EXERCISE OBJECTIVE: Can you reproduce the data beneath, keeping every line exact?
— Begin —
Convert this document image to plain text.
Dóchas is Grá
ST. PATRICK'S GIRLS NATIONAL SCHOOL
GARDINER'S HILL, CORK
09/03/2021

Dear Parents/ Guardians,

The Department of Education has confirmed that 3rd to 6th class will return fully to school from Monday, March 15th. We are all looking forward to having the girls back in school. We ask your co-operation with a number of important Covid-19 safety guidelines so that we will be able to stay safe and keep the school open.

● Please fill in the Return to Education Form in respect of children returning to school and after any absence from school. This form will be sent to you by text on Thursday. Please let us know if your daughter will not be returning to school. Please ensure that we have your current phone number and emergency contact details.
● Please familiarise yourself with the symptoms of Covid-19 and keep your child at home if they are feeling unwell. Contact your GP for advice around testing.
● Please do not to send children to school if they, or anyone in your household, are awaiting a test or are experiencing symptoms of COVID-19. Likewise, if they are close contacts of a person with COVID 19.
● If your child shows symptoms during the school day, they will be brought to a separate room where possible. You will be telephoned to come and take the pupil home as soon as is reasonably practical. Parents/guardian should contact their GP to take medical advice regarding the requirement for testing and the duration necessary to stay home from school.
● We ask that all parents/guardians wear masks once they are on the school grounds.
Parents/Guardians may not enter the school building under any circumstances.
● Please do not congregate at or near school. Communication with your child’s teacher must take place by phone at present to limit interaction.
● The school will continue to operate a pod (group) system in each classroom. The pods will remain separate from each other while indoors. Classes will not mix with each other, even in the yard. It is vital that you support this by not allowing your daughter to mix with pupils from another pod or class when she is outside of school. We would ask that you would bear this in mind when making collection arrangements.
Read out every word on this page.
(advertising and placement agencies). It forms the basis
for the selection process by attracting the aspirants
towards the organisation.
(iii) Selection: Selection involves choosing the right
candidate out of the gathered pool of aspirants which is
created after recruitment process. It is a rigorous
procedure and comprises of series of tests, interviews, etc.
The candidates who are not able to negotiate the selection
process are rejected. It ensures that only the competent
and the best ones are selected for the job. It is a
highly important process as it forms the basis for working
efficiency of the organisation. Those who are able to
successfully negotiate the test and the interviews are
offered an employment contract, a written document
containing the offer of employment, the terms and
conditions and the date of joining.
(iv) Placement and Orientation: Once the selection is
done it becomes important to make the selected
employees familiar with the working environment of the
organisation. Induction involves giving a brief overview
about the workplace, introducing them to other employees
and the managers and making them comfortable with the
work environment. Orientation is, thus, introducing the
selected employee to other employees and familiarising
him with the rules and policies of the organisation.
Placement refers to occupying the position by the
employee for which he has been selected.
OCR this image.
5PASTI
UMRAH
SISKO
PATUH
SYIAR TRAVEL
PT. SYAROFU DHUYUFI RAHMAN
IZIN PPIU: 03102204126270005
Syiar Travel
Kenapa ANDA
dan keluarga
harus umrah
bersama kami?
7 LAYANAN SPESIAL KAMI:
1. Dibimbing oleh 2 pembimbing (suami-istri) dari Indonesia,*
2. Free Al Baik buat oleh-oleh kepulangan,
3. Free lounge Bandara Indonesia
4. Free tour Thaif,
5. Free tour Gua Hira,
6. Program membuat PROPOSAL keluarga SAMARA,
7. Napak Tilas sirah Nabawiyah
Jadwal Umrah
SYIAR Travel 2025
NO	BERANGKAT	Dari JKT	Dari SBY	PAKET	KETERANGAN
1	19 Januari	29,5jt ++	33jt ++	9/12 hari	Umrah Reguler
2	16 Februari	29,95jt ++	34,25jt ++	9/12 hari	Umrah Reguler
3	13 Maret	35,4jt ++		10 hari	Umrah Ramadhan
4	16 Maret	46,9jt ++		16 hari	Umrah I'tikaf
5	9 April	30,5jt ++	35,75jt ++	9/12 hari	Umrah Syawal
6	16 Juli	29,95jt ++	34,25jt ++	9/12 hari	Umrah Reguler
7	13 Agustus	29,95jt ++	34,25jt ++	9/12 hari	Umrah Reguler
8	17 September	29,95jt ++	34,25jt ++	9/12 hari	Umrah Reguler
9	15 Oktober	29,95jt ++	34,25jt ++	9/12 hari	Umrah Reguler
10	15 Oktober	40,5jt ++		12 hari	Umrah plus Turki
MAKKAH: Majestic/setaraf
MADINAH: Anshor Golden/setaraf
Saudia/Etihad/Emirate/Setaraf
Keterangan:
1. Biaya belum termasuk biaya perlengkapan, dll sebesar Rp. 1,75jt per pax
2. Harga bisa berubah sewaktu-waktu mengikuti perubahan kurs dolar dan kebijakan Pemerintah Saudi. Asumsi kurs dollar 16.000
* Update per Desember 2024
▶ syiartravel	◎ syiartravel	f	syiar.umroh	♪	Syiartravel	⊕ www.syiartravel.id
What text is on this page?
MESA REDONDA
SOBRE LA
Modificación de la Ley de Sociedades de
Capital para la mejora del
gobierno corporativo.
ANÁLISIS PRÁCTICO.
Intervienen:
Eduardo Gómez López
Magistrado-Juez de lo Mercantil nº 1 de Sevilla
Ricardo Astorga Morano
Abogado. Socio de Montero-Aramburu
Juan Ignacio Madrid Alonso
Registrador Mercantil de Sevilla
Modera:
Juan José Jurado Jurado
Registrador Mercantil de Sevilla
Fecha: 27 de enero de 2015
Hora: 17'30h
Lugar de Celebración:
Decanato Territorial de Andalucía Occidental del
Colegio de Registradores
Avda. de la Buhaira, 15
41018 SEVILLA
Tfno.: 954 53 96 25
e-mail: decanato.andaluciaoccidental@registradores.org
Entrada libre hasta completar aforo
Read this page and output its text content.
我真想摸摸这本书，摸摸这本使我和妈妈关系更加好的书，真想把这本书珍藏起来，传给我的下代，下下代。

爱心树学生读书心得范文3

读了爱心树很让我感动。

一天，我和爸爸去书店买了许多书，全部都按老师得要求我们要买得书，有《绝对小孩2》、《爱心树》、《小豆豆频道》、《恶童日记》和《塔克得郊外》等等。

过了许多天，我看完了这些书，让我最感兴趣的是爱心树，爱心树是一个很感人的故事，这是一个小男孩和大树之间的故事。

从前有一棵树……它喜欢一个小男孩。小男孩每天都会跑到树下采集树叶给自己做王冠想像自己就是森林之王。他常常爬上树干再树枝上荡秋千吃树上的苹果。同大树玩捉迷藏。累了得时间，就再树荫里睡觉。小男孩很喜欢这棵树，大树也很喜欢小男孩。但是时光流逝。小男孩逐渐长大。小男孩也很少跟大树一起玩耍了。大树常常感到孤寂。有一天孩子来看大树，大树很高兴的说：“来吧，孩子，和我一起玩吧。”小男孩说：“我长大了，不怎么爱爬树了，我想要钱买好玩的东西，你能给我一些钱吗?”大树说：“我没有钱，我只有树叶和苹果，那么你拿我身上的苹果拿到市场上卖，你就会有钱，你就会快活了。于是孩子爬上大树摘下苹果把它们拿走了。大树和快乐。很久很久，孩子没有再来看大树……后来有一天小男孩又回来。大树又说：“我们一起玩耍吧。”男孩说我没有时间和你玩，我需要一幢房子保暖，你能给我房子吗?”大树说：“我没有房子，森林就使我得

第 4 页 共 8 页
— End —
OUTPUT FOR THIS EXERCISE:
Convert this document image to plain text.
Dóchas is Grá
ST. PATRICK'S GIRLS NATIONAL SCHOOL
GARDINER'S HILL, CORK
09/03/2021

Dear Parents/ Guardians,

The Department of Education has confirmed that 3rd to 6th class will return fully to school from Monday, March 15th. We are all looking forward to having the girls back in school. We ask your co-operation with a number of important Covid-19 safety guidelines so that we will be able to stay safe and keep the school open.

● Please fill in the Return to Education Form in respect of children returning to school and after any absence from school. This form will be sent to you by text on Thursday. Please let us know if your daughter will not be returning to school. Please ensure that we have your current phone number and emergency contact details.
● Please familiarise yourself with the symptoms of Covid-19 and keep your child at home if they are feeling unwell. Contact your GP for advice around testing.
● Please do not to send children to school if they, or anyone in your household, are awaiting a test or are experiencing symptoms of COVID-19. Likewise, if they are close contacts of a person with COVID 19.
● If your child shows symptoms during the school day, they will be brought to a separate room where possible. You will be telephoned to come and take the pupil home as soon as is reasonably practical. Parents/guardian should contact their GP to take medical advice regarding the requirement for testing and the duration necessary to stay home from school.
● We ask that all parents/guardians wear masks once they are on the school grounds.
Parents/Guardians may not enter the school building under any circumstances.
● Please do not congregate at or near school. Communication with your child’s teacher must take place by phone at present to limit interaction.
● The school will continue to operate a pod (group) system in each classroom. The pods will remain separate from each other while indoors. Classes will not mix with each other, even in the yard. It is vital that you support this by not allowing your daughter to mix with pupils from another pod or class when she is outside of school. We would ask that you would bear this in mind when making collection arrangements.
Read out every word on this page.
(advertising and placement agencies). It forms the basis
for the selection process by attracting the aspirants
towards the organisation.
(iii) Selection: Selection involves choosing the right
candidate out of the gathered pool of aspirants which is
created after recruitment process. It is a rigorous
procedure and comprises of series of tests, interviews, etc.
The candidates who are not able to negotiate the selection
process are rejected. It ensures that only the competent
and the best ones are selected for the job. It is a
highly important process as it forms the basis for working
efficiency of the organisation. Those who are able to
successfully negotiate the test and the interviews are
offered an employment contract, a written document
containing the offer of employment, the terms and
conditions and the date of joining.
(iv) Placement and Orientation: Once the selection is
done it becomes important to make the selected
employees familiar with the working environment of the
organisation. Induction involves giving a brief overview
about the workplace, introducing them to other employees
and the managers and making them comfortable with the
work environment. Orientation is, thus, introducing the
selected employee to other employees and familiarising
him with the rules and policies of the organisation.
Placement refers to occupying the position by the
employee for which he has been selected.
OCR this image.
5PASTI
UMRAH
SISKO
PATUH
SYIAR TRAVEL
PT. SYAROFU DHUYUFI RAHMAN
IZIN PPIU: 03102204126270005
Syiar Travel
Kenapa ANDA
dan keluarga
harus umrah
bersama kami?
7 LAYANAN SPESIAL KAMI:
1. Dibimbing oleh 2 pembimbing (suami-istri) dari Indonesia,*
2. Free Al Baik buat oleh-oleh kepulangan,
3. Free lounge Bandara Indonesia
4. Free tour Thaif,
5. Free tour Gua Hira,
6. Program membuat PROPOSAL keluarga SAMARA,
7. Napak Tilas sirah Nabawiyah
Jadwal Umrah
SYIAR Travel 2025
NO	BERANGKAT	Dari JKT	Dari SBY	PAKET	KETERANGAN
1	19 Januari	29,5jt ++	33jt ++	9/12 hari	Umrah Reguler
2	16 Februari	29,95jt ++	34,25jt ++	9/12 hari	Umrah Reguler
3	13 Maret	35,4jt ++		10 hari	Umrah Ramadhan
4	16 Maret	46,9jt ++		16 hari	Umrah I'tikaf
5	9 April	30,5jt ++	35,75jt ++	9/12 hari	Umrah Syawal
6	16 Juli	29,95jt ++	34,25jt ++	9/12 hari	Umrah Reguler
7	13 Agustus	29,95jt ++	34,25jt ++	9/12 hari	Umrah Reguler
8	17 September	29,95jt ++	34,25jt ++	9/12 hari	Umrah Reguler
9	15 Oktober	29,95jt ++	34,25jt ++	9/12 hari	Umrah Reguler
10	15 Oktober	40,5jt ++		12 hari	Umrah plus Turki
MAKKAH: Majestic/setaraf
MADINAH: Anshor Golden/setaraf
Saudia/Etihad/Emirate/Setaraf
Keterangan:
1. Biaya belum termasuk biaya perlengkapan, dll sebesar Rp. 1,75jt per pax
2. Harga bisa berubah sewaktu-waktu mengikuti perubahan kurs dolar dan kebijakan Pemerintah Saudi. Asumsi kurs dollar 16.000
* Update per Desember 2024
▶ syiartravel	◎ syiartravel	f	syiar.umroh	♪	Syiartravel	⊕ www.syiartravel.id
What text is on this page?
MESA REDONDA
SOBRE LA
Modificación de la Ley de Sociedades de
Capital para la mejora del
gobierno corporativo.
ANÁLISIS PRÁCTICO.
Intervienen:
Eduardo Gómez López
Magistrado-Juez de lo Mercantil nº 1 de Sevilla
Ricardo Astorga Morano
Abogado. Socio de Montero-Aramburu
Juan Ignacio Madrid Alonso
Registrador Mercantil de Sevilla
Modera:
Juan José Jurado Jurado
Registrador Mercantil de Sevilla
Fecha: 27 de enero de 2015
Hora: 17'30h
Lugar de Celebración:
Decanato Territorial de Andalucía Occidental del
Colegio de Registradores
Avda. de la Buhaira, 15
41018 SEVILLA
Tfno.: 954 53 96 25
e-mail: decanato.andaluciaoccidental@registradores.org
Entrada libre hasta completar aforo
Read this page and output its text content.
我真想摸摸这本书，摸摸这本使我和妈妈关系更加好的书，真想把这本书珍藏起来，传给我的下代，下下代。

爱心树学生读书心得范文3

读了爱心树很让我感动。

一天，我和爸爸去书店买了许多书，全部都按老师得要求我们要买得书，有《绝对小孩2》、《爱心树》、《小豆豆频道》、《恶童日记》和《塔克得郊外》等等。

过了许多天，我看完了这些书，让我最感兴趣的是爱心树，爱心树是一个很感人的故事，这是一个小男孩和大树之间的故事。

从前有一棵树……它喜欢一个小男孩。小男孩每天都会跑到树下采集树叶给自己做王冠想像自己就是森林之王。他常常爬上树干再树枝上荡秋千吃树上的苹果。同大树玩捉迷藏。累了得时间，就再树荫里睡觉。小男孩很喜欢这棵树，大树也很喜欢小男孩。但是时光流逝。小男孩逐渐长大。小男孩也很少跟大树一起玩耍了。大树常常感到孤寂。有一天孩子来看大树，大树很高兴的说：“来吧，孩子，和我一起玩吧。”小男孩说：“我长大了，不怎么爱爬树了，我想要钱买好玩的东西，你能给我一些钱吗?”大树说：“我没有钱，我只有树叶和苹果，那么你拿我身上的苹果拿到市场上卖，你就会有钱，你就会快活了。于是孩子爬上大树摘下苹果把它们拿走了。大树和快乐。很久很久，孩子没有再来看大树……后来有一天小男孩又回来。大树又说：“我们一起玩耍吧。”男孩说我没有时间和你玩，我需要一幢房子保暖，你能给我房子吗?”大树说：“我没有房子，森林就使我得

第 4 页 共 8 页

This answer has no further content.